**** Exercise materials ****

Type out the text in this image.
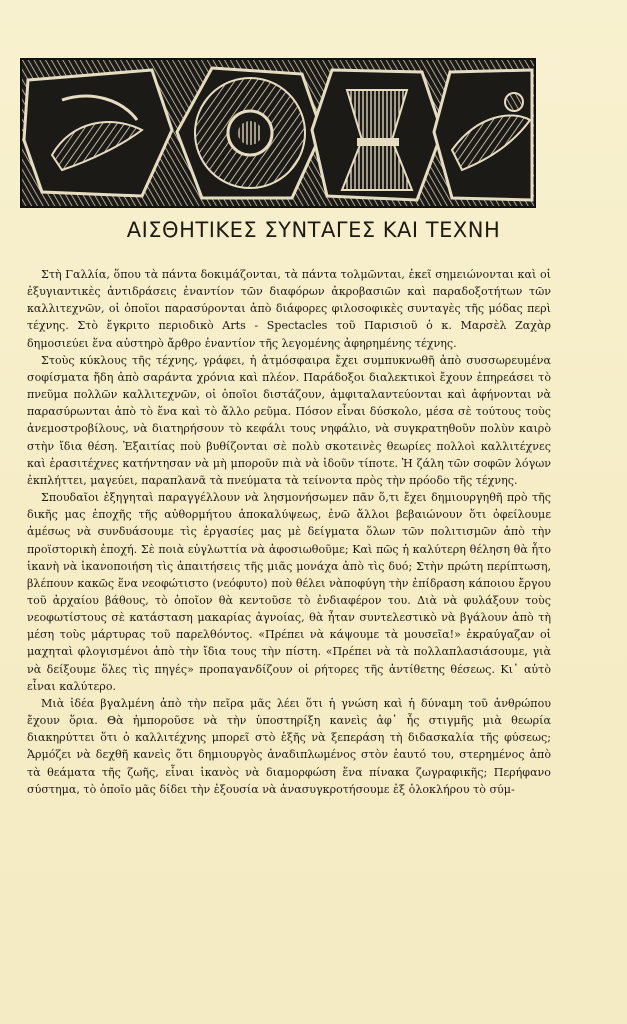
ΑΙΣΘΗΤΙΚΕΣ ΣΥΝΤΑΓΕΣ ΚΑΙ ΤΕΧΝΗ

Στὴ Γαλλία, ὅπου τὰ πάντα δοκιμάζονται, τὰ πάντα τολμῶνται, ἐκεῖ σημειώνονται καὶ οἱ ἐξυγιαντικὲς ἀντιδράσεις ἐναντίον τῶν διαφόρων ἀκροβασιῶν καὶ παραδοξοτήτων τῶν καλλιτεχνῶν, οἱ ὁποῖοι παρασύρονται ἀπὸ διάφορες φιλοσοφικὲς συνταγὲς τῆς μόδας περὶ τέχνης. Στὸ ἔγκριτο περιοδικὸ Arts - Spectacles τοῦ Παρισιοῦ ὁ κ. Μαρσὲλ Ζαχὰρ δημοσιεύει ἕνα αὐστηρὸ ἄρθρο ἐναντίον τῆς λεγομένης ἀφηρημένης τέχνης.

Στοὺς κύκλους τῆς τέχνης, γράφει, ἡ ἀτμόσφαιρα ἔχει συμπυκνωθῆ ἀπὸ συσσωρευμένα σοφίσματα ἤδη ἀπὸ σαράντα χρόνια καὶ πλέον. Παράδοξοι διαλεκτικοὶ ἔχουν ἐπηρεάσει τὸ πνεῦμα πολλῶν καλλιτεχνῶν, οἱ ὁποῖοι διστάζουν, ἀμφιταλαντεύονται καὶ ἀφήνονται νὰ παρασύρωνται ἀπὸ τὸ ἕνα καὶ τὸ ἄλλο ρεῦμα. Πόσον εἶναι δύσκολο, μέσα σὲ τούτους τοὺς ἀνεμοστροβίλους, νὰ διατηρήσουν τὸ κεφάλι τους νηφάλιο, νὰ συγκρατηθοῦν πολὺν καιρὸ στὴν ἴδια θέση. Ἐξαιτίας ποὺ βυθίζονται σὲ πολὺ σκοτεινὲς θεωρίες πολλοὶ καλλιτέχνες καὶ ἐρασιτέχνες κατήντησαν νὰ μὴ μποροῦν πιὰ νὰ ἰδοῦν τίποτε. Ἡ ζάλη τῶν σοφῶν λόγων ἐκπλήττει, μαγεύει, παραπλανᾶ τὰ πνεύματα τὰ τείνοντα πρὸς τὴν πρόοδο τῆς τέχνης.

Σπουδαῖοι ἐξηγηταὶ παραγγέλλουν νὰ λησμονήσωμεν πᾶν ὅ,τι ἔχει δημιουργηθῆ πρὸ τῆς δικῆς μας ἐποχῆς τῆς αὐθορμήτου ἀποκαλύψεως, ἐνῶ ἄλλοι βεβαιώνουν ὅτι ὀφείλουμε ἀμέσως νὰ συνδυάσουμε τὶς ἐργασίες μας μὲ δείγματα ὅλων τῶν πολιτισμῶν ἀπὸ τὴν προϊστορικὴ ἐποχή. Σὲ ποιὰ εὐγλωττία νὰ ἀφοσιωθοῦμε; Καὶ πῶς ἡ καλύτερη θέληση θὰ ἦτο ἱκανὴ νὰ ἱκανοποιήση τὶς ἀπαιτήσεις τῆς μιᾶς μονάχα ἀπὸ τὶς δυό; Στὴν πρώτη περίπτωση, βλέπουν κακῶς ἕνα νεοφώτιστο (νεόφυτο) ποὺ θέλει νὰποφύγη τὴν ἐπίδραση κάποιου ἔργου τοῦ ἀρχαίου βάθους, τὸ ὁποῖον θὰ κεντοῦσε τὸ ἐνδιαφέρον του. Διὰ νὰ φυλάξουν τοὺς νεοφωτίστους σὲ κατάσταση μακαρίας ἀγνοίας, θὰ ἦταν συντελεστικὸ νὰ βγάλουν ἀπὸ τὴ μέση τοὺς μάρτυρας τοῦ παρελθόντος. «Πρέπει νὰ κάψουμε τὰ μουσεῖα!» ἐκραύγαζαν οἱ μαχηταὶ φλογισμένοι ἀπὸ τὴν ἴδια τους τὴν πίστη. «Πρέπει νὰ τὰ πολλαπλασιάσουμε, γιὰ νὰ δείξουμε ὅλες τὶς πηγές» προπαγανδίζουν οἱ ρήτορες τῆς ἀντίθετης θέσεως. Κι᾿ αὐτὸ εἶναι καλύτερο.

Μιὰ ἰδέα βγαλμένη ἀπὸ τὴν πεῖρα μᾶς λέει ὅτι ἡ γνώση καὶ ἡ δύναμη τοῦ ἀνθρώπου ἔχουν ὅρια. Θὰ ἠμποροῦσε νὰ τὴν ὑποστηρίξη κανεὶς ἀφ᾿ ἧς στιγμῆς μιὰ θεωρία διακηρύττει ὅτι ὁ καλλιτέχνης μπορεῖ στὸ ἑξῆς νὰ ξεπεράση τὴ διδασκαλία τῆς φύσεως; Ἁρμόζει νὰ δεχθῆ κανεὶς ὅτι δημιουργὸς ἀναδιπλωμένος στὸν ἑαυτό του, στερημένος ἀπὸ τὰ θεάματα τῆς ζωῆς, εἶναι ἱκανὸς νὰ διαμορφώση ἕνα πίνακα ζωγραφικῆς; Περήφανο σύστημα, τὸ ὁποῖο μᾶς δίδει τὴν ἐξουσία νὰ ἀνασυγκροτήσουμε ἐξ ὁλοκλήρου τὸ σύμ-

****

### The problem
Output the records above exactly as they are, leaving out the pictures.

### Response
Type out the text in this image.
ΑΙΣΘΗΤΙΚΕΣ ΣΥΝΤΑΓΕΣ ΚΑΙ ΤΕΧΝΗ

Στὴ Γαλλία, ὅπου τὰ πάντα δοκιμάζονται, τὰ πάντα τολμῶνται, ἐκεῖ σημειώνονται καὶ οἱ ἐξυγιαντικὲς ἀντιδράσεις ἐναντίον τῶν διαφόρων ἀκροβασιῶν καὶ παραδοξοτήτων τῶν καλλιτεχνῶν, οἱ ὁποῖοι παρασύρονται ἀπὸ διάφορες φιλοσοφικὲς συνταγὲς τῆς μόδας περὶ τέχνης. Στὸ ἔγκριτο περιοδικὸ Arts - Spectacles τοῦ Παρισιοῦ ὁ κ. Μαρσὲλ Ζαχὰρ δημοσιεύει ἕνα αὐστηρὸ ἄρθρο ἐναντίον τῆς λεγομένης ἀφηρημένης τέχνης.

Στοὺς κύκλους τῆς τέχνης, γράφει, ἡ ἀτμόσφαιρα ἔχει συμπυκνωθῆ ἀπὸ συσσωρευμένα σοφίσματα ἤδη ἀπὸ σαράντα χρόνια καὶ πλέον. Παράδοξοι διαλεκτικοὶ ἔχουν ἐπηρεάσει τὸ πνεῦμα πολλῶν καλλιτεχνῶν, οἱ ὁποῖοι διστάζουν, ἀμφιταλαντεύονται καὶ ἀφήνονται νὰ παρασύρωνται ἀπὸ τὸ ἕνα καὶ τὸ ἄλλο ρεῦμα. Πόσον εἶναι δύσκολο, μέσα σὲ τούτους τοὺς ἀνεμοστροβίλους, νὰ διατηρήσουν τὸ κεφάλι τους νηφάλιο, νὰ συγκρατηθοῦν πολὺν καιρὸ στὴν ἴδια θέση. Ἐξαιτίας ποὺ βυθίζονται σὲ πολὺ σκοτεινὲς θεωρίες πολλοὶ καλλιτέχνες καὶ ἐρασιτέχνες κατήντησαν νὰ μὴ μποροῦν πιὰ νὰ ἰδοῦν τίποτε. Ἡ ζάλη τῶν σοφῶν λόγων ἐκπλήττει, μαγεύει, παραπλανᾶ τὰ πνεύματα τὰ τείνοντα πρὸς τὴν πρόοδο τῆς τέχνης.

Σπουδαῖοι ἐξηγηταὶ παραγγέλλουν νὰ λησμονήσωμεν πᾶν ὅ,τι ἔχει δημιουργηθῆ πρὸ τῆς δικῆς μας ἐποχῆς τῆς αὐθορμήτου ἀποκαλύψεως, ἐνῶ ἄλλοι βεβαιώνουν ὅτι ὀφείλουμε ἀμέσως νὰ συνδυάσουμε τὶς ἐργασίες μας μὲ δείγματα ὅλων τῶν πολιτισμῶν ἀπὸ τὴν προϊστορικὴ ἐποχή. Σὲ ποιὰ εὐγλωττία νὰ ἀφοσιωθοῦμε; Καὶ πῶς ἡ καλύτερη θέληση θὰ ἦτο ἱκανὴ νὰ ἱκανοποιήση τὶς ἀπαιτήσεις τῆς μιᾶς μονάχα ἀπὸ τὶς δυό; Στὴν πρώτη περίπτωση, βλέπουν κακῶς ἕνα νεοφώτιστο (νεόφυτο) ποὺ θέλει νὰποφύγη τὴν ἐπίδραση κάποιου ἔργου τοῦ ἀρχαίου βάθους, τὸ ὁποῖον θὰ κεντοῦσε τὸ ἐνδιαφέρον του. Διὰ νὰ φυλάξουν τοὺς νεοφωτίστους σὲ κατάσταση μακαρίας ἀγνοίας, θὰ ἦταν συντελεστικὸ νὰ βγάλουν ἀπὸ τὴ μέση τοὺς μάρτυρας τοῦ παρελθόντος. «Πρέπει νὰ κάψουμε τὰ μουσεῖα!» ἐκραύγαζαν οἱ μαχηταὶ φλογισμένοι ἀπὸ τὴν ἴδια τους τὴν πίστη. «Πρέπει νὰ τὰ πολλαπλασιάσουμε, γιὰ νὰ δείξουμε ὅλες τὶς πηγές» προπαγανδίζουν οἱ ρήτορες τῆς ἀντίθετης θέσεως. Κι᾿ αὐτὸ εἶναι καλύτερο.

Μιὰ ἰδέα βγαλμένη ἀπὸ τὴν πεῖρα μᾶς λέει ὅτι ἡ γνώση καὶ ἡ δύναμη τοῦ ἀνθρώπου ἔχουν ὅρια. Θὰ ἠμποροῦσε νὰ τὴν ὑποστηρίξη κανεὶς ἀφ᾿ ἧς στιγμῆς μιὰ θεωρία διακηρύττει ὅτι ὁ καλλιτέχνης μπορεῖ στὸ ἑξῆς νὰ ξεπεράση τὴ διδασκαλία τῆς φύσεως; Ἁρμόζει νὰ δεχθῆ κανεὶς ὅτι δημιουργὸς ἀναδιπλωμένος στὸν ἑαυτό του, στερημένος ἀπὸ τὰ θεάματα τῆς ζωῆς, εἶναι ἱκανὸς νὰ διαμορφώση ἕνα πίνακα ζωγραφικῆς; Περήφανο σύστημα, τὸ ὁποῖο μᾶς δίδει τὴν ἐξουσία νὰ ἀνασυγκροτήσουμε ἐξ ὁλοκλήρου τὸ σύμ-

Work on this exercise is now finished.